* Task description *
Give the listing again character for character, but drop the images.

Items from a dataset
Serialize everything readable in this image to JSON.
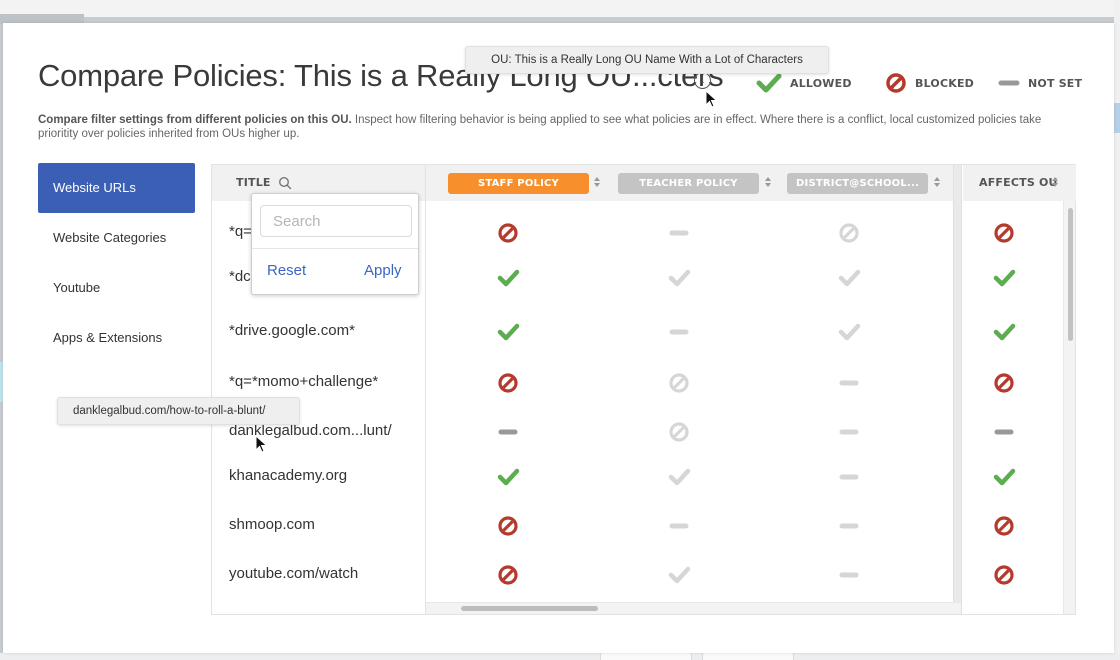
{
  "page": {
    "title": "Compare Policies:  This is a Really Long OU...cters",
    "description_bold": "Compare filter settings from different policies on this OU.",
    "description_rest": " Inspect how filtering behavior is being applied to see what policies are in effect. Where there is a conflict, local customized policies take prioritity over policies inherited from OUs higher up.",
    "info_icon": "info-icon",
    "ou_tooltip": "OU: This is a Really Long OU Name With a Lot of Characters"
  },
  "legend": [
    {
      "icon": "check-icon",
      "label": "ALLOWED"
    },
    {
      "icon": "blocked-icon",
      "label": "BLOCKED"
    },
    {
      "icon": "dash-icon",
      "label": "NOT SET"
    }
  ],
  "colors": {
    "allowed": "#5cad4f",
    "blocked": "#b33a2c",
    "not_set_active": "#999999",
    "inactive": "#d6d6d6",
    "accent_blue": "#3b5fb5",
    "staff_policy": "#f7902c",
    "policy_inactive": "#c4c4c4",
    "link_blue": "#3b66c4"
  },
  "sidebar": {
    "items": [
      {
        "label": "Website URLs",
        "active": true
      },
      {
        "label": "Website Categories",
        "active": false
      },
      {
        "label": "Youtube",
        "active": false
      },
      {
        "label": "Apps & Extensions",
        "active": false
      }
    ]
  },
  "table": {
    "title_header": "TITLE",
    "search_icon": "search-icon",
    "policies": [
      {
        "label": "STAFF POLICY",
        "selected": true
      },
      {
        "label": "TEACHER POLICY",
        "selected": false
      },
      {
        "label": "DISTRICT@SCHOOL...",
        "selected": false
      }
    ],
    "affects_header": "AFFECTS OU",
    "rows": [
      {
        "title": "*q=",
        "states": [
          [
            "blocked",
            true
          ],
          [
            "notset",
            false
          ],
          [
            "blocked",
            false
          ]
        ],
        "affects": [
          "blocked",
          true
        ]
      },
      {
        "title": "*dc",
        "states": [
          [
            "allowed",
            true
          ],
          [
            "allowed",
            false
          ],
          [
            "allowed",
            false
          ]
        ],
        "affects": [
          "allowed",
          true
        ]
      },
      {
        "title": "*drive.google.com*",
        "states": [
          [
            "allowed",
            true
          ],
          [
            "notset",
            false
          ],
          [
            "allowed",
            false
          ]
        ],
        "affects": [
          "allowed",
          true
        ]
      },
      {
        "title": "*q=*momo+challenge*",
        "states": [
          [
            "blocked",
            true
          ],
          [
            "blocked",
            false
          ],
          [
            "notset",
            false
          ]
        ],
        "affects": [
          "blocked",
          true
        ]
      },
      {
        "title": "danklegalbud.com...lunt/",
        "states": [
          [
            "notset",
            true
          ],
          [
            "blocked",
            false
          ],
          [
            "notset",
            false
          ]
        ],
        "affects": [
          "notset",
          true
        ]
      },
      {
        "title": "khanacademy.org",
        "states": [
          [
            "allowed",
            true
          ],
          [
            "allowed",
            false
          ],
          [
            "notset",
            false
          ]
        ],
        "affects": [
          "allowed",
          true
        ]
      },
      {
        "title": "shmoop.com",
        "states": [
          [
            "blocked",
            true
          ],
          [
            "notset",
            false
          ],
          [
            "notset",
            false
          ]
        ],
        "affects": [
          "blocked",
          true
        ]
      },
      {
        "title": "youtube.com/watch",
        "states": [
          [
            "blocked",
            true
          ],
          [
            "allowed",
            false
          ],
          [
            "notset",
            false
          ]
        ],
        "affects": [
          "blocked",
          true
        ]
      }
    ],
    "url_tooltip": "danklegalbud.com/how-to-roll-a-blunt/"
  },
  "search_popover": {
    "placeholder": "Search",
    "value": "",
    "reset_label": "Reset",
    "apply_label": "Apply"
  }
}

* Result of the task *
Serialize everything readable in this image to JSON.
{
  "page": {
    "title": "Compare Policies:  This is a Really Long OU...cters",
    "description_bold": "Compare filter settings from different policies on this OU.",
    "description_rest": " Inspect how filtering behavior is being applied to see what policies are in effect. Where there is a conflict, local customized policies take prioritity over policies inherited from OUs higher up.",
    "info_icon": "info-icon",
    "ou_tooltip": "OU: This is a Really Long OU Name With a Lot of Characters"
  },
  "legend": [
    {
      "icon": "check-icon",
      "label": "ALLOWED"
    },
    {
      "icon": "blocked-icon",
      "label": "BLOCKED"
    },
    {
      "icon": "dash-icon",
      "label": "NOT SET"
    }
  ],
  "colors": {
    "allowed": "#5cad4f",
    "blocked": "#b33a2c",
    "not_set_active": "#999999",
    "inactive": "#d6d6d6",
    "accent_blue": "#3b5fb5",
    "staff_policy": "#f7902c",
    "policy_inactive": "#c4c4c4",
    "link_blue": "#3b66c4"
  },
  "sidebar": {
    "items": [
      {
        "label": "Website URLs",
        "active": true
      },
      {
        "label": "Website Categories",
        "active": false
      },
      {
        "label": "Youtube",
        "active": false
      },
      {
        "label": "Apps & Extensions",
        "active": false
      }
    ]
  },
  "table": {
    "title_header": "TITLE",
    "search_icon": "search-icon",
    "policies": [
      {
        "label": "STAFF POLICY",
        "selected": true
      },
      {
        "label": "TEACHER POLICY",
        "selected": false
      },
      {
        "label": "DISTRICT@SCHOOL...",
        "selected": false
      }
    ],
    "affects_header": "AFFECTS OU",
    "rows": [
      {
        "title": "*q=",
        "states": [
          [
            "blocked",
            true
          ],
          [
            "notset",
            false
          ],
          [
            "blocked",
            false
          ]
        ],
        "affects": [
          "blocked",
          true
        ]
      },
      {
        "title": "*dc",
        "states": [
          [
            "allowed",
            true
          ],
          [
            "allowed",
            false
          ],
          [
            "allowed",
            false
          ]
        ],
        "affects": [
          "allowed",
          true
        ]
      },
      {
        "title": "*drive.google.com*",
        "states": [
          [
            "allowed",
            true
          ],
          [
            "notset",
            false
          ],
          [
            "allowed",
            false
          ]
        ],
        "affects": [
          "allowed",
          true
        ]
      },
      {
        "title": "*q=*momo+challenge*",
        "states": [
          [
            "blocked",
            true
          ],
          [
            "blocked",
            false
          ],
          [
            "notset",
            false
          ]
        ],
        "affects": [
          "blocked",
          true
        ]
      },
      {
        "title": "danklegalbud.com...lunt/",
        "states": [
          [
            "notset",
            true
          ],
          [
            "blocked",
            false
          ],
          [
            "notset",
            false
          ]
        ],
        "affects": [
          "notset",
          true
        ]
      },
      {
        "title": "khanacademy.org",
        "states": [
          [
            "allowed",
            true
          ],
          [
            "allowed",
            false
          ],
          [
            "notset",
            false
          ]
        ],
        "affects": [
          "allowed",
          true
        ]
      },
      {
        "title": "shmoop.com",
        "states": [
          [
            "blocked",
            true
          ],
          [
            "notset",
            false
          ],
          [
            "notset",
            false
          ]
        ],
        "affects": [
          "blocked",
          true
        ]
      },
      {
        "title": "youtube.com/watch",
        "states": [
          [
            "blocked",
            true
          ],
          [
            "allowed",
            false
          ],
          [
            "notset",
            false
          ]
        ],
        "affects": [
          "blocked",
          true
        ]
      }
    ],
    "url_tooltip": "danklegalbud.com/how-to-roll-a-blunt/"
  },
  "search_popover": {
    "placeholder": "Search",
    "value": "",
    "reset_label": "Reset",
    "apply_label": "Apply"
  }
}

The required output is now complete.